- What you should do -
Show all lines holding the string "para".

[Dataset items]
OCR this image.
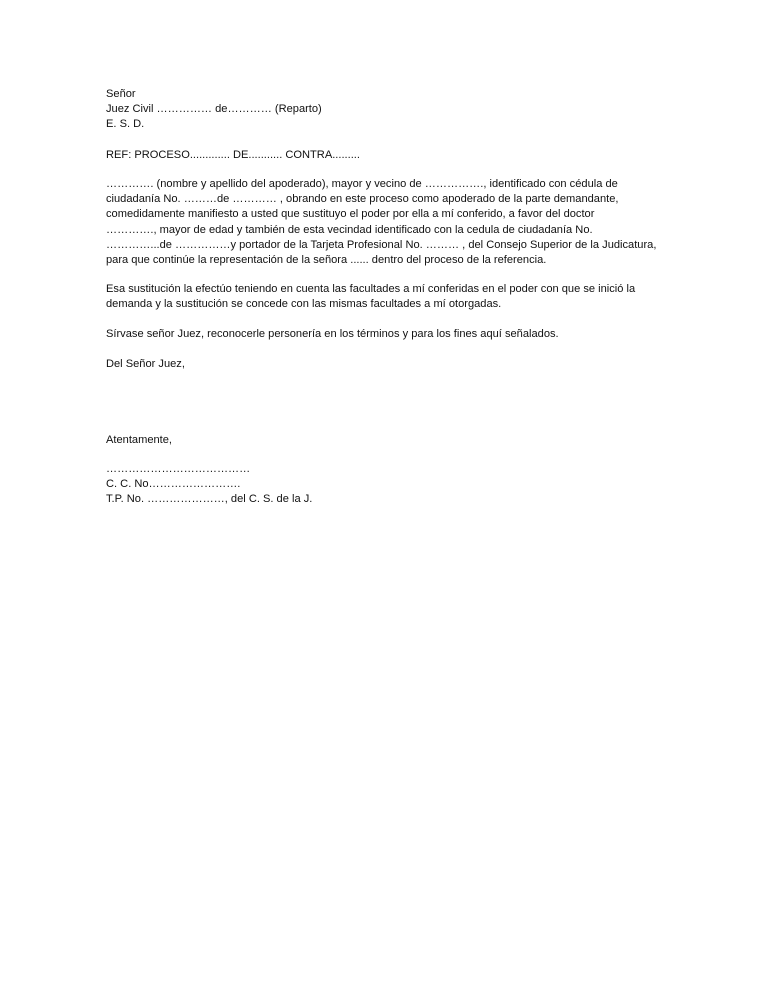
Señor
Juez Civil …………… de………… (Reparto)
E. S. D.
REF: PROCESO............. DE........... CONTRA.........
…………. (nombre y apellido del apoderado), mayor y vecino de ……………., identificado con cédula de
ciudadanía No. ………de ………… , obrando en este proceso como apoderado de la parte demandante,
comedidamente manifiesto a usted que sustituyo el poder por ella a mí conferido, a favor del doctor
…………., mayor de edad y también de esta vecindad identificado con la cedula de ciudadanía No.
…………...de ……………y portador de la Tarjeta Profesional No. ……… , del Consejo Superior de la Judicatura,
para que continúe la representación de la señora ...... dentro del proceso de la referencia.
Esa sustitución la efectúo teniendo en cuenta las facultades a mí conferidas en el poder con que se inició la
demanda y la sustitución se concede con las mismas facultades a mí otorgadas.
Sírvase señor Juez, reconocerle personería en los términos y para los fines aquí señalados.
Del Señor Juez,
Atentamente,
…………………………………
C. C. No…………………….
T.P. No. …………………, del C. S. de la J.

- The completed task -
para que continúe la representación de la señora ...... dentro del proceso de la referencia.
Sírvase señor Juez, reconocerle personería en los términos y para los fines aquí señalados.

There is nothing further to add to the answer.